- _Dataset excerpts_
************
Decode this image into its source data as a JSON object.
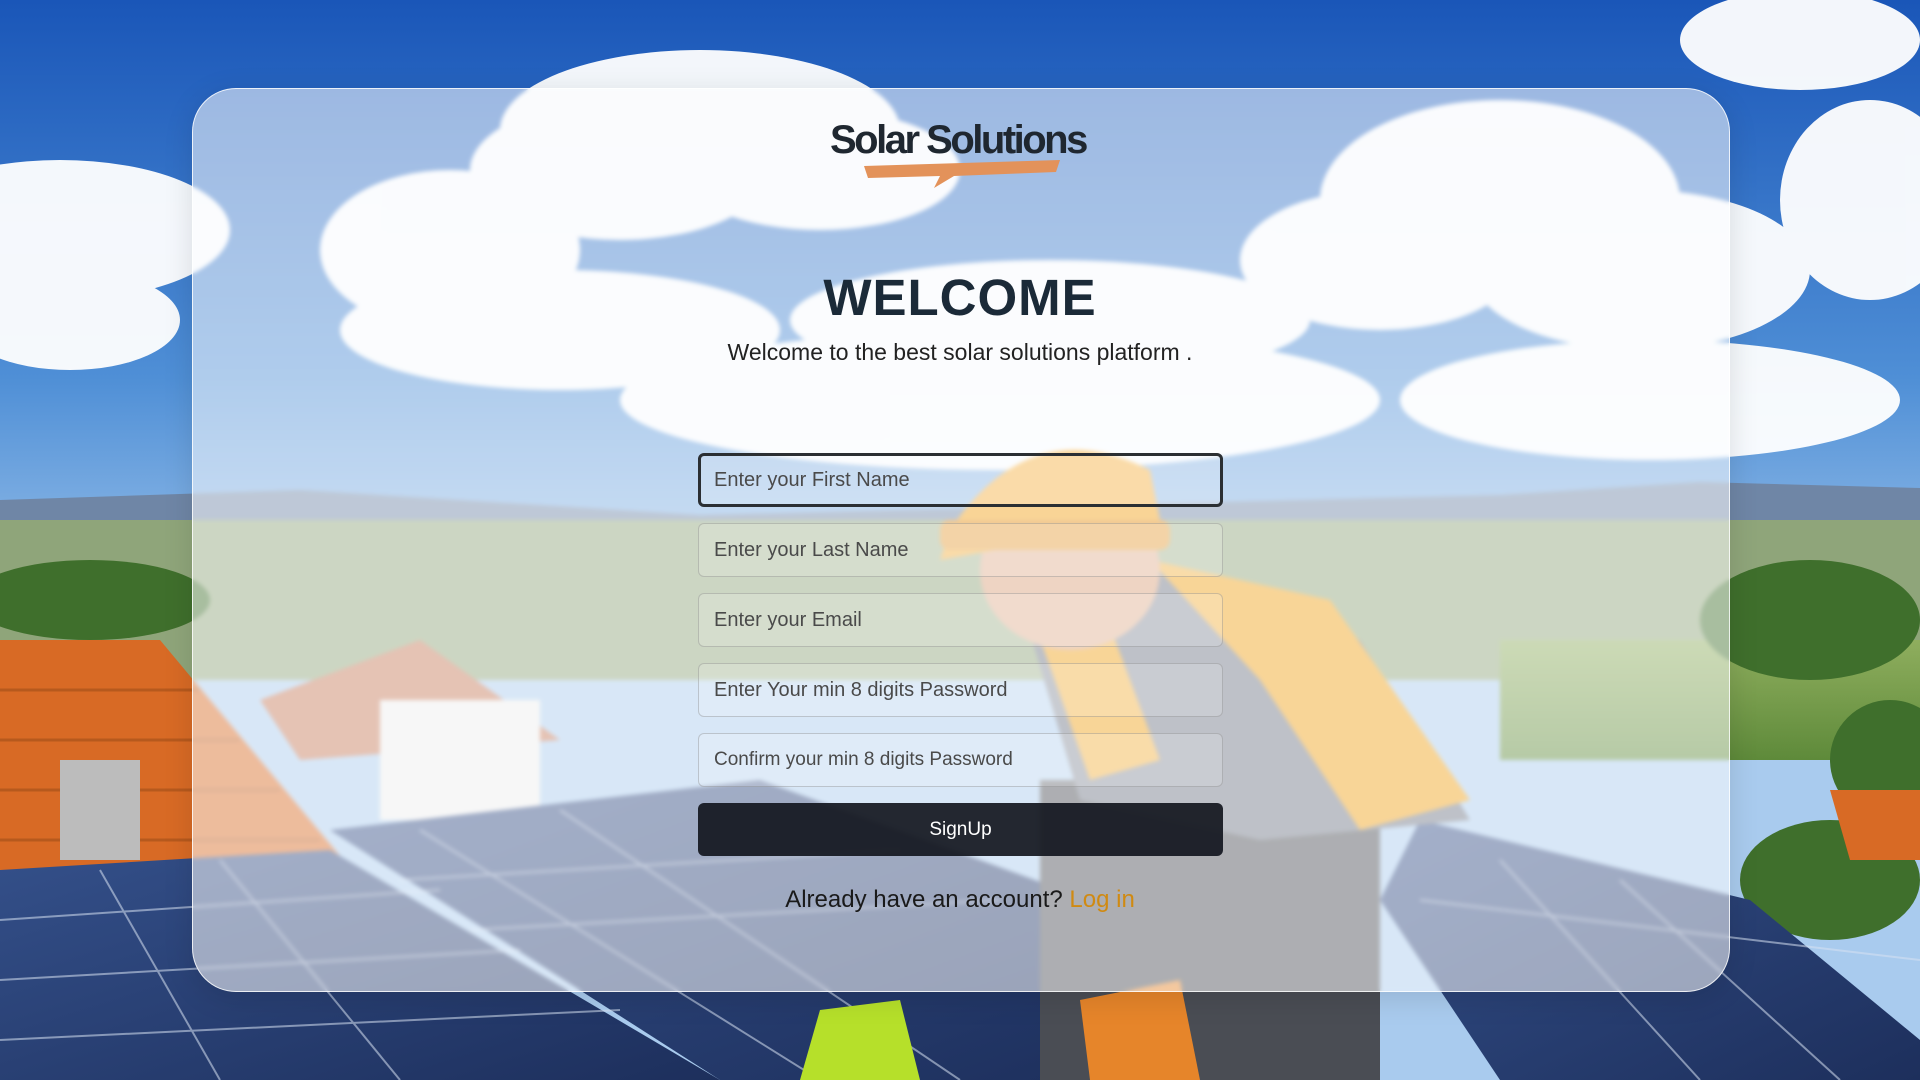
{
  "brand": {
    "name": "Solar Solutions",
    "accent_color": "#e08a3a",
    "text_color": "#1f2730"
  },
  "hero": {
    "title": "WELCOME",
    "subtitle": "Welcome to the best solar solutions platform ."
  },
  "form": {
    "first_name_placeholder": "Enter your First Name",
    "last_name_placeholder": "Enter your Last Name",
    "email_placeholder": "Enter your Email",
    "password_placeholder": "Enter Your min 8 digits Password",
    "confirm_password_placeholder": "Confirm your min 8 digits Password",
    "submit_label": "SignUp",
    "focused_field": "first_name"
  },
  "footer": {
    "prompt": "Already have an account?",
    "login_label": "Log in",
    "link_color": "#d08a12"
  }
}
************
- _PROBLEM DETAILS_
Reproduce the material above in full, exactly, with no images.

- _SOLVED EXERCISE_
Decode this image into its source data as a JSON object.
{
  "brand": {
    "name": "Solar Solutions",
    "accent_color": "#e08a3a",
    "text_color": "#1f2730"
  },
  "hero": {
    "title": "WELCOME",
    "subtitle": "Welcome to the best solar solutions platform ."
  },
  "form": {
    "first_name_placeholder": "Enter your First Name",
    "last_name_placeholder": "Enter your Last Name",
    "email_placeholder": "Enter your Email",
    "password_placeholder": "Enter Your min 8 digits Password",
    "confirm_password_placeholder": "Confirm your min 8 digits Password",
    "submit_label": "SignUp",
    "focused_field": "first_name"
  },
  "footer": {
    "prompt": "Already have an account?",
    "login_label": "Log in",
    "link_color": "#d08a12"
  }
}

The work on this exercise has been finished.